With the images removed, repeat the data below exactly.
--- start EXERCISE INPUTS ---
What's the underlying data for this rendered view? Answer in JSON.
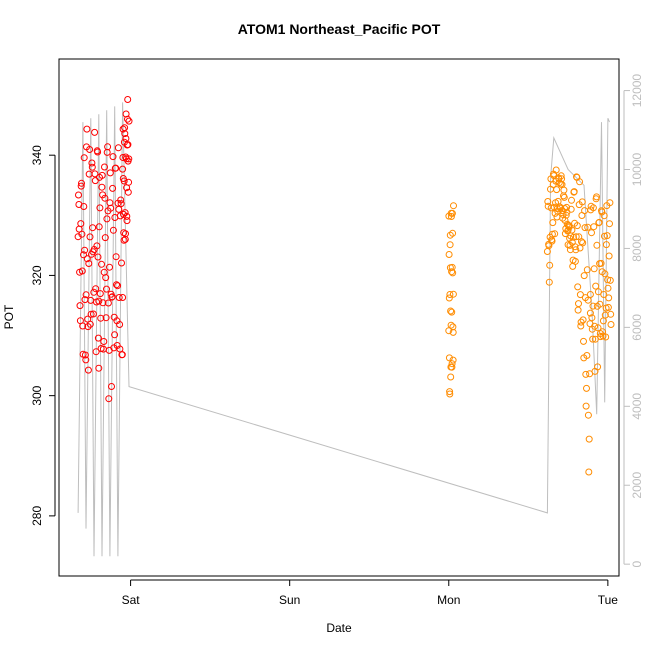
{
  "chart_data": {
    "type": "scatter",
    "title": "ATOM1 Northeast_Pacific POT",
    "xlabel": "Date",
    "ylabel": "POT",
    "x_unit": "days from Friday 00:00",
    "x_ticks": [
      {
        "label": "Sat",
        "value": 1
      },
      {
        "label": "Sun",
        "value": 2
      },
      {
        "label": "Mon",
        "value": 3
      },
      {
        "label": "Tue",
        "value": 4
      }
    ],
    "xlim": [
      0.55,
      4.07
    ],
    "ylim": [
      270,
      356
    ],
    "y_ticks": [
      280,
      300,
      320,
      340
    ],
    "y2_ticks": [
      0,
      2000,
      4000,
      6000,
      8000,
      10000,
      12000
    ],
    "y2lim": [
      -300,
      12800
    ],
    "grid": false,
    "series": [
      {
        "name": "",
        "kind": "points",
        "color": "#ff0000",
        "segments": [
          {
            "x_start": 0.67,
            "x_end": 0.8,
            "lows": [
              315,
              302,
              297,
              310,
              298
            ],
            "highs": [
              338,
              344,
              346,
              347,
              346
            ]
          },
          {
            "x_start": 0.8,
            "x_end": 0.95,
            "lows": [
              298,
              303,
              297,
              300,
              299
            ],
            "highs": [
              345,
              344,
              347,
              346,
              347
            ]
          },
          {
            "x_start": 0.95,
            "x_end": 0.99,
            "lows": [
              322,
              325,
              330
            ],
            "highs": [
              348,
              352,
              351
            ]
          }
        ]
      },
      {
        "name": "",
        "kind": "points",
        "color": "#ff8c00",
        "segments": [
          {
            "x_start": 3.0,
            "x_end": 3.03,
            "lows": [
              297
            ],
            "highs": [
              334
            ]
          },
          {
            "x_start": 3.62,
            "x_end": 3.75,
            "lows": [
              311,
              326,
              330,
              324
            ],
            "highs": [
              335,
              340,
              338,
              332
            ]
          },
          {
            "x_start": 3.75,
            "x_end": 3.89,
            "lows": [
              327,
              316,
              306,
              272
            ],
            "highs": [
              328,
              339,
              334,
              330
            ]
          },
          {
            "x_start": 3.89,
            "x_end": 4.02,
            "lows": [
              302,
              305,
              307
            ],
            "highs": [
              334,
              336,
              333
            ]
          }
        ]
      },
      {
        "name": "",
        "kind": "line",
        "axis": "right",
        "color": "#bebebe",
        "x": [
          0.67,
          0.7,
          0.72,
          0.75,
          0.77,
          0.8,
          0.82,
          0.85,
          0.87,
          0.9,
          0.92,
          0.95,
          0.99,
          3.62,
          3.64,
          3.66,
          3.75,
          3.85,
          3.9,
          3.93,
          3.96,
          3.98,
          4.0,
          4.01
        ],
        "y": [
          1300,
          11200,
          900,
          11300,
          200,
          11400,
          200,
          11500,
          200,
          11600,
          200,
          11700,
          4500,
          1300,
          9800,
          10800,
          10000,
          9600,
          6400,
          3800,
          11200,
          4100,
          11300,
          11200
        ]
      }
    ]
  }
}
--- end EXERCISE INPUTS ---
» **WRITTEN RESPONSE**
What's the underlying data for this rendered view? Answer in JSON.
{
  "chart_data": {
    "type": "scatter",
    "title": "ATOM1 Northeast_Pacific POT",
    "xlabel": "Date",
    "ylabel": "POT",
    "x_unit": "days from Friday 00:00",
    "x_ticks": [
      {
        "label": "Sat",
        "value": 1
      },
      {
        "label": "Sun",
        "value": 2
      },
      {
        "label": "Mon",
        "value": 3
      },
      {
        "label": "Tue",
        "value": 4
      }
    ],
    "xlim": [
      0.55,
      4.07
    ],
    "ylim": [
      270,
      356
    ],
    "y_ticks": [
      280,
      300,
      320,
      340
    ],
    "y2_ticks": [
      0,
      2000,
      4000,
      6000,
      8000,
      10000,
      12000
    ],
    "y2lim": [
      -300,
      12800
    ],
    "grid": false,
    "series": [
      {
        "name": "",
        "kind": "points",
        "color": "#ff0000",
        "segments": [
          {
            "x_start": 0.67,
            "x_end": 0.8,
            "lows": [
              315,
              302,
              297,
              310,
              298
            ],
            "highs": [
              338,
              344,
              346,
              347,
              346
            ]
          },
          {
            "x_start": 0.8,
            "x_end": 0.95,
            "lows": [
              298,
              303,
              297,
              300,
              299
            ],
            "highs": [
              345,
              344,
              347,
              346,
              347
            ]
          },
          {
            "x_start": 0.95,
            "x_end": 0.99,
            "lows": [
              322,
              325,
              330
            ],
            "highs": [
              348,
              352,
              351
            ]
          }
        ]
      },
      {
        "name": "",
        "kind": "points",
        "color": "#ff8c00",
        "segments": [
          {
            "x_start": 3.0,
            "x_end": 3.03,
            "lows": [
              297
            ],
            "highs": [
              334
            ]
          },
          {
            "x_start": 3.62,
            "x_end": 3.75,
            "lows": [
              311,
              326,
              330,
              324
            ],
            "highs": [
              335,
              340,
              338,
              332
            ]
          },
          {
            "x_start": 3.75,
            "x_end": 3.89,
            "lows": [
              327,
              316,
              306,
              272
            ],
            "highs": [
              328,
              339,
              334,
              330
            ]
          },
          {
            "x_start": 3.89,
            "x_end": 4.02,
            "lows": [
              302,
              305,
              307
            ],
            "highs": [
              334,
              336,
              333
            ]
          }
        ]
      },
      {
        "name": "",
        "kind": "line",
        "axis": "right",
        "color": "#bebebe",
        "x": [
          0.67,
          0.7,
          0.72,
          0.75,
          0.77,
          0.8,
          0.82,
          0.85,
          0.87,
          0.9,
          0.92,
          0.95,
          0.99,
          3.62,
          3.64,
          3.66,
          3.75,
          3.85,
          3.9,
          3.93,
          3.96,
          3.98,
          4.0,
          4.01
        ],
        "y": [
          1300,
          11200,
          900,
          11300,
          200,
          11400,
          200,
          11500,
          200,
          11600,
          200,
          11700,
          4500,
          1300,
          9800,
          10800,
          10000,
          9600,
          6400,
          3800,
          11200,
          4100,
          11300,
          11200
        ]
      }
    ]
  }
}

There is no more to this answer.